> [WHAT IS ASKED]:
Search the data for the word "valise" and copy every line that contains it.

> [RECORDS TO USE]:
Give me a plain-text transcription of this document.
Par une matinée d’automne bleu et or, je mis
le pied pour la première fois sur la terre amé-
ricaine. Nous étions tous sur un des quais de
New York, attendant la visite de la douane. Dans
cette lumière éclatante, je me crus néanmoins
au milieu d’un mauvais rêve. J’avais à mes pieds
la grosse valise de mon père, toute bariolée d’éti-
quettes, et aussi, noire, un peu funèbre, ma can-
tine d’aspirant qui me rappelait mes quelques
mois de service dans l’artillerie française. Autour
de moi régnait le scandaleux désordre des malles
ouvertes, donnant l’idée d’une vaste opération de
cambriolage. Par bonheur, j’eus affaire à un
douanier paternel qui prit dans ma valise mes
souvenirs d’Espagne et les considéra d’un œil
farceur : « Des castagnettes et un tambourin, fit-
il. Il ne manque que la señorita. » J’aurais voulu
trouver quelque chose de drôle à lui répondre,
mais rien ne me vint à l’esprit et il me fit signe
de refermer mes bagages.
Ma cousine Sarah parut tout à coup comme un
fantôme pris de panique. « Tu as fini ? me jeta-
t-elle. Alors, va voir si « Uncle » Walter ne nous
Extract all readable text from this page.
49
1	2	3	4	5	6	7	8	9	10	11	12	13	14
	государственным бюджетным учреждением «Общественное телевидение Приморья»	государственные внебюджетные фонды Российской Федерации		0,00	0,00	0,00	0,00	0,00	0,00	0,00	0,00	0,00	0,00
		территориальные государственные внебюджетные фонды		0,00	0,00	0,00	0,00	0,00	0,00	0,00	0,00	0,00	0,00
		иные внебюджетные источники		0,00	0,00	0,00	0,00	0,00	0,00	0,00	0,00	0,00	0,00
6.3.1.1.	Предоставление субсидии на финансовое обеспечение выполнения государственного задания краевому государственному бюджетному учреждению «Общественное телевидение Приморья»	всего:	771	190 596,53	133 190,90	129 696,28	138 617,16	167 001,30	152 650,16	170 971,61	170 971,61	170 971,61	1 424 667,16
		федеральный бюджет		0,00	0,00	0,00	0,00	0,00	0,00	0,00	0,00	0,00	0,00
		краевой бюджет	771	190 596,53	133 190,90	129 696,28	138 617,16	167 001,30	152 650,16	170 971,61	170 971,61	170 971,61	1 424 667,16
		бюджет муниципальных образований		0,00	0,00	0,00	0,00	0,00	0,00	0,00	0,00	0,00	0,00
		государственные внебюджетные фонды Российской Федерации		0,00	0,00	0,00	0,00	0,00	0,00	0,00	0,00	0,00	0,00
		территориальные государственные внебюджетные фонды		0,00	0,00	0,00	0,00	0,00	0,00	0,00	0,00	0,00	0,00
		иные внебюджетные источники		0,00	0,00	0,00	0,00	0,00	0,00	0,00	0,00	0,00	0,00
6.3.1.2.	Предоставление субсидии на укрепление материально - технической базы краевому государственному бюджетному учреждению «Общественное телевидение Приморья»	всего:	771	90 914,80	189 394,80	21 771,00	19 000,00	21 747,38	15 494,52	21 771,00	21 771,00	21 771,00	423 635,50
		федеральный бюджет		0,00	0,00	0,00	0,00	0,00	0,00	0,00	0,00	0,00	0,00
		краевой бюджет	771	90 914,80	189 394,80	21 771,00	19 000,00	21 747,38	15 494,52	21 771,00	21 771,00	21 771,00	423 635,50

> [EXERCISE ANSWER]:
la grosse valise de mon père, toute bariolée d’éti-
douanier paternel qui prit dans ma valise mes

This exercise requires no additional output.